**Problem description:**
Transcribe the listing that follows in full, omitting pictures.

**Task input:**
--------------------------------------------------
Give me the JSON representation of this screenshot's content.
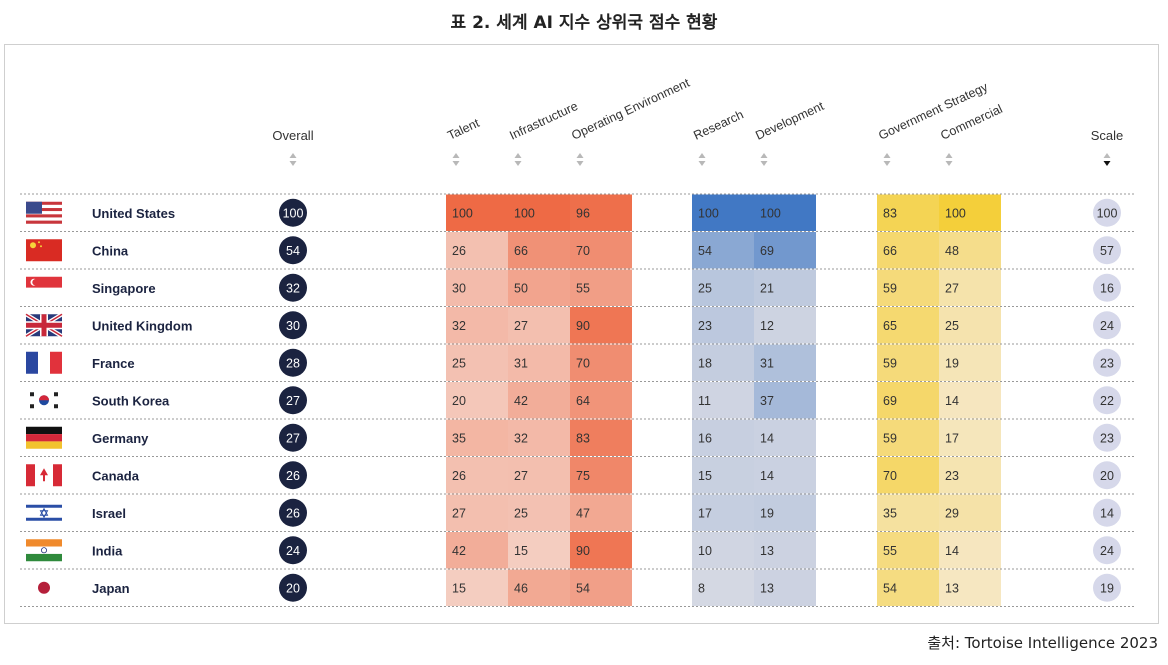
{
  "title": "표 2. 세계 AI 지수 상위국 점수 현황",
  "source": "출처: Tortoise Intelligence 2023",
  "chart_data": {
    "type": "table",
    "columns": [
      {
        "key": "overall",
        "label": "Overall",
        "group": "overall"
      },
      {
        "key": "talent",
        "label": "Talent",
        "group": "implementation"
      },
      {
        "key": "infrastructure",
        "label": "Infrastructure",
        "group": "implementation"
      },
      {
        "key": "operating_environment",
        "label": "Operating Environment",
        "group": "implementation"
      },
      {
        "key": "research",
        "label": "Research",
        "group": "innovation"
      },
      {
        "key": "development",
        "label": "Development",
        "group": "innovation"
      },
      {
        "key": "government_strategy",
        "label": "Government Strategy",
        "group": "investment"
      },
      {
        "key": "commercial",
        "label": "Commercial",
        "group": "investment"
      },
      {
        "key": "scale",
        "label": "Scale",
        "group": "scale"
      }
    ],
    "sorted_by": "Scale",
    "colors": {
      "implementation": "#ee6a45",
      "innovation": "#4178c4",
      "investment": "#f4cf3a",
      "overall_badge": "#1b2340",
      "scale_badge": "#d6d8ea"
    },
    "rows": [
      {
        "country": "United States",
        "flag": "us",
        "overall": 100,
        "talent": 100,
        "infrastructure": 100,
        "operating_environment": 96,
        "research": 100,
        "development": 100,
        "government_strategy": 83,
        "commercial": 100,
        "scale": 100
      },
      {
        "country": "China",
        "flag": "cn",
        "overall": 54,
        "talent": 26,
        "infrastructure": 66,
        "operating_environment": 70,
        "research": 54,
        "development": 69,
        "government_strategy": 66,
        "commercial": 48,
        "scale": 57
      },
      {
        "country": "Singapore",
        "flag": "sg",
        "overall": 32,
        "talent": 30,
        "infrastructure": 50,
        "operating_environment": 55,
        "research": 25,
        "development": 21,
        "government_strategy": 59,
        "commercial": 27,
        "scale": 16
      },
      {
        "country": "United Kingdom",
        "flag": "gb",
        "overall": 30,
        "talent": 32,
        "infrastructure": 27,
        "operating_environment": 90,
        "research": 23,
        "development": 12,
        "government_strategy": 65,
        "commercial": 25,
        "scale": 24
      },
      {
        "country": "France",
        "flag": "fr",
        "overall": 28,
        "talent": 25,
        "infrastructure": 31,
        "operating_environment": 70,
        "research": 18,
        "development": 31,
        "government_strategy": 59,
        "commercial": 19,
        "scale": 23
      },
      {
        "country": "South Korea",
        "flag": "kr",
        "overall": 27,
        "talent": 20,
        "infrastructure": 42,
        "operating_environment": 64,
        "research": 11,
        "development": 37,
        "government_strategy": 69,
        "commercial": 14,
        "scale": 22
      },
      {
        "country": "Germany",
        "flag": "de",
        "overall": 27,
        "talent": 35,
        "infrastructure": 32,
        "operating_environment": 83,
        "research": 16,
        "development": 14,
        "government_strategy": 59,
        "commercial": 17,
        "scale": 23
      },
      {
        "country": "Canada",
        "flag": "ca",
        "overall": 26,
        "talent": 26,
        "infrastructure": 27,
        "operating_environment": 75,
        "research": 15,
        "development": 14,
        "government_strategy": 70,
        "commercial": 23,
        "scale": 20
      },
      {
        "country": "Israel",
        "flag": "il",
        "overall": 26,
        "talent": 27,
        "infrastructure": 25,
        "operating_environment": 47,
        "research": 17,
        "development": 19,
        "government_strategy": 35,
        "commercial": 29,
        "scale": 14
      },
      {
        "country": "India",
        "flag": "in",
        "overall": 24,
        "talent": 42,
        "infrastructure": 15,
        "operating_environment": 90,
        "research": 10,
        "development": 13,
        "government_strategy": 55,
        "commercial": 14,
        "scale": 24
      },
      {
        "country": "Japan",
        "flag": "jp",
        "overall": 20,
        "talent": 15,
        "infrastructure": 46,
        "operating_environment": 54,
        "research": 8,
        "development": 13,
        "government_strategy": 54,
        "commercial": 13,
        "scale": 19
      }
    ]
  }
}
--------------------------------------------------
**Exercise solution:**
Give me the JSON representation of this screenshot's content.
{
  "title": "표 2. 세계 AI 지수 상위국 점수 현황",
  "source": "출처: Tortoise Intelligence 2023",
  "chart_data": {
    "type": "table",
    "columns": [
      {
        "key": "overall",
        "label": "Overall",
        "group": "overall"
      },
      {
        "key": "talent",
        "label": "Talent",
        "group": "implementation"
      },
      {
        "key": "infrastructure",
        "label": "Infrastructure",
        "group": "implementation"
      },
      {
        "key": "operating_environment",
        "label": "Operating Environment",
        "group": "implementation"
      },
      {
        "key": "research",
        "label": "Research",
        "group": "innovation"
      },
      {
        "key": "development",
        "label": "Development",
        "group": "innovation"
      },
      {
        "key": "government_strategy",
        "label": "Government Strategy",
        "group": "investment"
      },
      {
        "key": "commercial",
        "label": "Commercial",
        "group": "investment"
      },
      {
        "key": "scale",
        "label": "Scale",
        "group": "scale"
      }
    ],
    "sorted_by": "Scale",
    "colors": {
      "implementation": "#ee6a45",
      "innovation": "#4178c4",
      "investment": "#f4cf3a",
      "overall_badge": "#1b2340",
      "scale_badge": "#d6d8ea"
    },
    "rows": [
      {
        "country": "United States",
        "flag": "us",
        "overall": 100,
        "talent": 100,
        "infrastructure": 100,
        "operating_environment": 96,
        "research": 100,
        "development": 100,
        "government_strategy": 83,
        "commercial": 100,
        "scale": 100
      },
      {
        "country": "China",
        "flag": "cn",
        "overall": 54,
        "talent": 26,
        "infrastructure": 66,
        "operating_environment": 70,
        "research": 54,
        "development": 69,
        "government_strategy": 66,
        "commercial": 48,
        "scale": 57
      },
      {
        "country": "Singapore",
        "flag": "sg",
        "overall": 32,
        "talent": 30,
        "infrastructure": 50,
        "operating_environment": 55,
        "research": 25,
        "development": 21,
        "government_strategy": 59,
        "commercial": 27,
        "scale": 16
      },
      {
        "country": "United Kingdom",
        "flag": "gb",
        "overall": 30,
        "talent": 32,
        "infrastructure": 27,
        "operating_environment": 90,
        "research": 23,
        "development": 12,
        "government_strategy": 65,
        "commercial": 25,
        "scale": 24
      },
      {
        "country": "France",
        "flag": "fr",
        "overall": 28,
        "talent": 25,
        "infrastructure": 31,
        "operating_environment": 70,
        "research": 18,
        "development": 31,
        "government_strategy": 59,
        "commercial": 19,
        "scale": 23
      },
      {
        "country": "South Korea",
        "flag": "kr",
        "overall": 27,
        "talent": 20,
        "infrastructure": 42,
        "operating_environment": 64,
        "research": 11,
        "development": 37,
        "government_strategy": 69,
        "commercial": 14,
        "scale": 22
      },
      {
        "country": "Germany",
        "flag": "de",
        "overall": 27,
        "talent": 35,
        "infrastructure": 32,
        "operating_environment": 83,
        "research": 16,
        "development": 14,
        "government_strategy": 59,
        "commercial": 17,
        "scale": 23
      },
      {
        "country": "Canada",
        "flag": "ca",
        "overall": 26,
        "talent": 26,
        "infrastructure": 27,
        "operating_environment": 75,
        "research": 15,
        "development": 14,
        "government_strategy": 70,
        "commercial": 23,
        "scale": 20
      },
      {
        "country": "Israel",
        "flag": "il",
        "overall": 26,
        "talent": 27,
        "infrastructure": 25,
        "operating_environment": 47,
        "research": 17,
        "development": 19,
        "government_strategy": 35,
        "commercial": 29,
        "scale": 14
      },
      {
        "country": "India",
        "flag": "in",
        "overall": 24,
        "talent": 42,
        "infrastructure": 15,
        "operating_environment": 90,
        "research": 10,
        "development": 13,
        "government_strategy": 55,
        "commercial": 14,
        "scale": 24
      },
      {
        "country": "Japan",
        "flag": "jp",
        "overall": 20,
        "talent": 15,
        "infrastructure": 46,
        "operating_environment": 54,
        "research": 8,
        "development": 13,
        "government_strategy": 54,
        "commercial": 13,
        "scale": 19
      }
    ]
  }
}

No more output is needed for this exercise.